start RECORDS FOR THIS EXERCISE

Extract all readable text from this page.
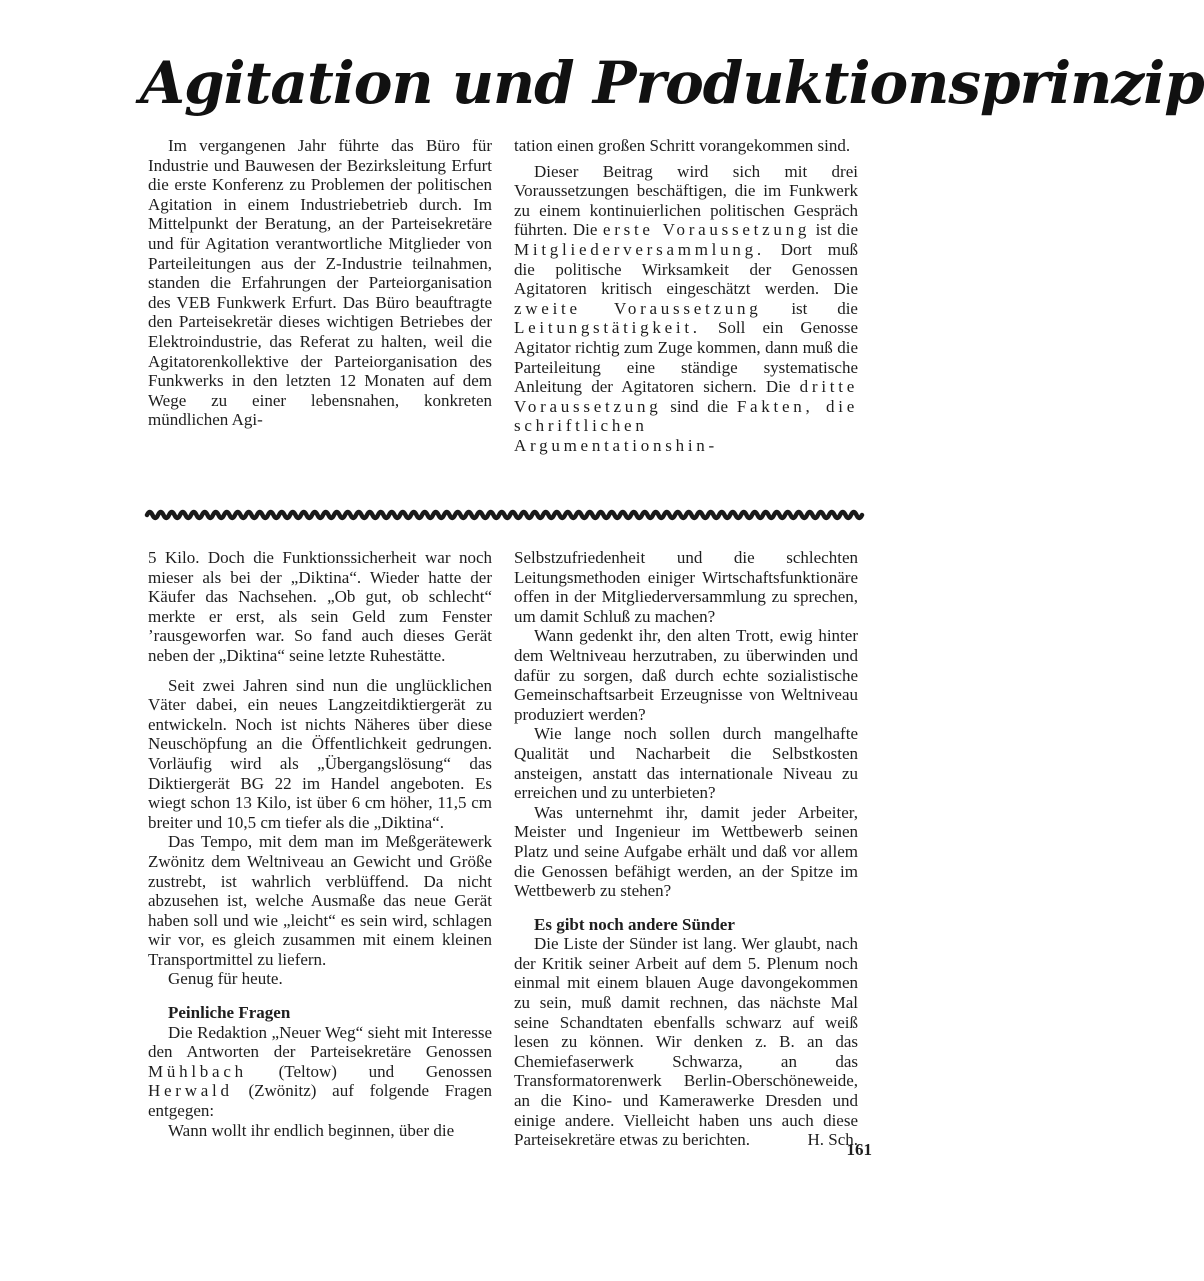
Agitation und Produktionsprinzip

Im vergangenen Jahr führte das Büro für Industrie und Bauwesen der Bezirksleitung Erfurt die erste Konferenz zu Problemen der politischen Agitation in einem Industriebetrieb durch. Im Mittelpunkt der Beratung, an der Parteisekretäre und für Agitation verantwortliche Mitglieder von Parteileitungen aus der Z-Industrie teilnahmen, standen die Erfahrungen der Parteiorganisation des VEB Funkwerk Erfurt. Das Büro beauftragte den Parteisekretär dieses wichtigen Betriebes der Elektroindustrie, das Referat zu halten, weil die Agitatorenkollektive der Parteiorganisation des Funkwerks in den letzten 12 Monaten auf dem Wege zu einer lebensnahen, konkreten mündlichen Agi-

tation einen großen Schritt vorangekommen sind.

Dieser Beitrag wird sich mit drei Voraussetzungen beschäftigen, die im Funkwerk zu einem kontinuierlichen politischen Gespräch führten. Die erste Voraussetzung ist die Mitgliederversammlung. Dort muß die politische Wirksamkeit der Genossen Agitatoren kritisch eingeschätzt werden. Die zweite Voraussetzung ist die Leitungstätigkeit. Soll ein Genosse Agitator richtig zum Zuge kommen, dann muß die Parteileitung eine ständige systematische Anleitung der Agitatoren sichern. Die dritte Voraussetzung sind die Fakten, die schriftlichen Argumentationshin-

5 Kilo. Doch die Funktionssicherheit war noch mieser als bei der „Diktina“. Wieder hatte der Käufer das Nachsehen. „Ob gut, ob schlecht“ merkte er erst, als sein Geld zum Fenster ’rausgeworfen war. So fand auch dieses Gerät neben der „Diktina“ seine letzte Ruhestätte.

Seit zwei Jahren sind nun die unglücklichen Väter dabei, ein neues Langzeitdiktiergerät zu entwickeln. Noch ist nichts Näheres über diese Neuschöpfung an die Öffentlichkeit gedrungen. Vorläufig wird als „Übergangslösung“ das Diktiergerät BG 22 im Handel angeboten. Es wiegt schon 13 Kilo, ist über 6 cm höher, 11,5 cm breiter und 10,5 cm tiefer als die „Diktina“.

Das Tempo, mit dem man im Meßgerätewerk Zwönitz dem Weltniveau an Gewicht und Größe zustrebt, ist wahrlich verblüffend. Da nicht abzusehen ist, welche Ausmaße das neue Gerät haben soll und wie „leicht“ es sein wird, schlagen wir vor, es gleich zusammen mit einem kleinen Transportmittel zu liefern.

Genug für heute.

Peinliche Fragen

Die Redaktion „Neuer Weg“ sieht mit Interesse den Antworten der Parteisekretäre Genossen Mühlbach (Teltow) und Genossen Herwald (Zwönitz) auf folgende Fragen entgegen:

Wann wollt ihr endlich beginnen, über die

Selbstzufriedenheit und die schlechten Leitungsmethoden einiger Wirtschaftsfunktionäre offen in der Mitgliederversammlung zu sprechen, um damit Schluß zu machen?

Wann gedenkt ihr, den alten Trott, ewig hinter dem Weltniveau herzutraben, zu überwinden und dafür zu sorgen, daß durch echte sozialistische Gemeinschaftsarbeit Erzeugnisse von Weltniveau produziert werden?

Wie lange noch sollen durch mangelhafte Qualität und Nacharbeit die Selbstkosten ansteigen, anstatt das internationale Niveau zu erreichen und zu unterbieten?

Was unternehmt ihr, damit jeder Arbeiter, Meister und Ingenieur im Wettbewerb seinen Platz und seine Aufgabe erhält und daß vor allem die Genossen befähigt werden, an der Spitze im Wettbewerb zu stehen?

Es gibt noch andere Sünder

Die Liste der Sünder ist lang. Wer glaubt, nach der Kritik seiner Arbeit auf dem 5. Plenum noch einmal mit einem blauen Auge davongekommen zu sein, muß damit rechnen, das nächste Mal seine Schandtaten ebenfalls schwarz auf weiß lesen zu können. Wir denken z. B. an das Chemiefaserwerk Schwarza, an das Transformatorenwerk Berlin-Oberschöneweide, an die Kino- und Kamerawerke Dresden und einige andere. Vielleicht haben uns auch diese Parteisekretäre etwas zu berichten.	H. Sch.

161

end RECORDS FOR THIS EXERCISE

### EXERCISE DETAILS
Write every record out again exactly; no pictures belong in the copy.

### OUTPUT OF THE TASK
Extract all readable text from this page.
Agitation und Produktionsprinzip

Im vergangenen Jahr führte das Büro für Industrie und Bauwesen der Bezirksleitung Erfurt die erste Konferenz zu Problemen der politischen Agitation in einem Industriebetrieb durch. Im Mittelpunkt der Beratung, an der Parteisekretäre und für Agitation verantwortliche Mitglieder von Parteileitungen aus der Z-Industrie teilnahmen, standen die Erfahrungen der Parteiorganisation des VEB Funkwerk Erfurt. Das Büro beauftragte den Parteisekretär dieses wichtigen Betriebes der Elektroindustrie, das Referat zu halten, weil die Agitatorenkollektive der Parteiorganisation des Funkwerks in den letzten 12 Monaten auf dem Wege zu einer lebensnahen, konkreten mündlichen Agi-

tation einen großen Schritt vorangekommen sind.

Dieser Beitrag wird sich mit drei Voraussetzungen beschäftigen, die im Funkwerk zu einem kontinuierlichen politischen Gespräch führten. Die erste Voraussetzung ist die Mitgliederversammlung. Dort muß die politische Wirksamkeit der Genossen Agitatoren kritisch eingeschätzt werden. Die zweite Voraussetzung ist die Leitungstätigkeit. Soll ein Genosse Agitator richtig zum Zuge kommen, dann muß die Parteileitung eine ständige systematische Anleitung der Agitatoren sichern. Die dritte Voraussetzung sind die Fakten, die schriftlichen Argumentationshin-

5 Kilo. Doch die Funktionssicherheit war noch mieser als bei der „Diktina“. Wieder hatte der Käufer das Nachsehen. „Ob gut, ob schlecht“ merkte er erst, als sein Geld zum Fenster ’rausgeworfen war. So fand auch dieses Gerät neben der „Diktina“ seine letzte Ruhestätte.

Seit zwei Jahren sind nun die unglücklichen Väter dabei, ein neues Langzeitdiktiergerät zu entwickeln. Noch ist nichts Näheres über diese Neuschöpfung an die Öffentlichkeit gedrungen. Vorläufig wird als „Übergangslösung“ das Diktiergerät BG 22 im Handel angeboten. Es wiegt schon 13 Kilo, ist über 6 cm höher, 11,5 cm breiter und 10,5 cm tiefer als die „Diktina“.

Das Tempo, mit dem man im Meßgerätewerk Zwönitz dem Weltniveau an Gewicht und Größe zustrebt, ist wahrlich verblüffend. Da nicht abzusehen ist, welche Ausmaße das neue Gerät haben soll und wie „leicht“ es sein wird, schlagen wir vor, es gleich zusammen mit einem kleinen Transportmittel zu liefern.

Genug für heute.

Peinliche Fragen

Die Redaktion „Neuer Weg“ sieht mit Interesse den Antworten der Parteisekretäre Genossen Mühlbach (Teltow) und Genossen Herwald (Zwönitz) auf folgende Fragen entgegen:

Wann wollt ihr endlich beginnen, über die

Selbstzufriedenheit und die schlechten Leitungsmethoden einiger Wirtschaftsfunktionäre offen in der Mitgliederversammlung zu sprechen, um damit Schluß zu machen?

Wann gedenkt ihr, den alten Trott, ewig hinter dem Weltniveau herzutraben, zu überwinden und dafür zu sorgen, daß durch echte sozialistische Gemeinschaftsarbeit Erzeugnisse von Weltniveau produziert werden?

Wie lange noch sollen durch mangelhafte Qualität und Nacharbeit die Selbstkosten ansteigen, anstatt das internationale Niveau zu erreichen und zu unterbieten?

Was unternehmt ihr, damit jeder Arbeiter, Meister und Ingenieur im Wettbewerb seinen Platz und seine Aufgabe erhält und daß vor allem die Genossen befähigt werden, an der Spitze im Wettbewerb zu stehen?

Es gibt noch andere Sünder

Die Liste der Sünder ist lang. Wer glaubt, nach der Kritik seiner Arbeit auf dem 5. Plenum noch einmal mit einem blauen Auge davongekommen zu sein, muß damit rechnen, das nächste Mal seine Schandtaten ebenfalls schwarz auf weiß lesen zu können. Wir denken z. B. an das Chemiefaserwerk Schwarza, an das Transformatorenwerk Berlin-Oberschöneweide, an die Kino- und Kamerawerke Dresden und einige andere. Vielleicht haben uns auch diese Parteisekretäre etwas zu berichten.	H. Sch.

161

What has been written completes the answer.